PROMPT: Retype the material in full, keeping every word the same.

↓↓↓

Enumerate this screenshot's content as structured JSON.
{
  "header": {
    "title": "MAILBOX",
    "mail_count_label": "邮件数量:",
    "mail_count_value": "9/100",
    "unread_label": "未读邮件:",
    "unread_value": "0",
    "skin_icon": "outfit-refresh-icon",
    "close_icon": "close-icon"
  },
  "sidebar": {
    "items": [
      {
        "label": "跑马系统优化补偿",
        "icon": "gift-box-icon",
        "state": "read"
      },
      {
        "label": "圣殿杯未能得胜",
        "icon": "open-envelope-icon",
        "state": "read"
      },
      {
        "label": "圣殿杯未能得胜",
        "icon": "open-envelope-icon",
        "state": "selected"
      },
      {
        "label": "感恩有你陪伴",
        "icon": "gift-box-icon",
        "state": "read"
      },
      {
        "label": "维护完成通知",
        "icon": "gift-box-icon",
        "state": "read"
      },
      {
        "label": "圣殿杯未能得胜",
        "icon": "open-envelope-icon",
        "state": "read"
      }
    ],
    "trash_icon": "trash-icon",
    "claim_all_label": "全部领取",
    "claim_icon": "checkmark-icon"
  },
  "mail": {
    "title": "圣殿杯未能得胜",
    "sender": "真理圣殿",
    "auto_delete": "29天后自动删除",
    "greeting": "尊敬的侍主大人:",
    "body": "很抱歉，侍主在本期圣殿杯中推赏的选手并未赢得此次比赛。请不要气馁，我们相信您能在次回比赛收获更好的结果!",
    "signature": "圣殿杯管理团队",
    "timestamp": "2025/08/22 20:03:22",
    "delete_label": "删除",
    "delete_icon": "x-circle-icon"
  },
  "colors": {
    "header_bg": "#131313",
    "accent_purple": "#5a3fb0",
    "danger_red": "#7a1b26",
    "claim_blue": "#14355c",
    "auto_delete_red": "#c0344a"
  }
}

↑↑↑

EXERCISE OUTPUT:
Enumerate this screenshot's content as structured JSON.
{
  "header": {
    "title": "MAILBOX",
    "mail_count_label": "邮件数量:",
    "mail_count_value": "9/100",
    "unread_label": "未读邮件:",
    "unread_value": "0",
    "skin_icon": "outfit-refresh-icon",
    "close_icon": "close-icon"
  },
  "sidebar": {
    "items": [
      {
        "label": "跑马系统优化补偿",
        "icon": "gift-box-icon",
        "state": "read"
      },
      {
        "label": "圣殿杯未能得胜",
        "icon": "open-envelope-icon",
        "state": "read"
      },
      {
        "label": "圣殿杯未能得胜",
        "icon": "open-envelope-icon",
        "state": "selected"
      },
      {
        "label": "感恩有你陪伴",
        "icon": "gift-box-icon",
        "state": "read"
      },
      {
        "label": "维护完成通知",
        "icon": "gift-box-icon",
        "state": "read"
      },
      {
        "label": "圣殿杯未能得胜",
        "icon": "open-envelope-icon",
        "state": "read"
      }
    ],
    "trash_icon": "trash-icon",
    "claim_all_label": "全部领取",
    "claim_icon": "checkmark-icon"
  },
  "mail": {
    "title": "圣殿杯未能得胜",
    "sender": "真理圣殿",
    "auto_delete": "29天后自动删除",
    "greeting": "尊敬的侍主大人:",
    "body": "很抱歉，侍主在本期圣殿杯中推赏的选手并未赢得此次比赛。请不要气馁，我们相信您能在次回比赛收获更好的结果!",
    "signature": "圣殿杯管理团队",
    "timestamp": "2025/08/22 20:03:22",
    "delete_label": "删除",
    "delete_icon": "x-circle-icon"
  },
  "colors": {
    "header_bg": "#131313",
    "accent_purple": "#5a3fb0",
    "danger_red": "#7a1b26",
    "claim_blue": "#14355c",
    "auto_delete_red": "#c0344a"
  }
}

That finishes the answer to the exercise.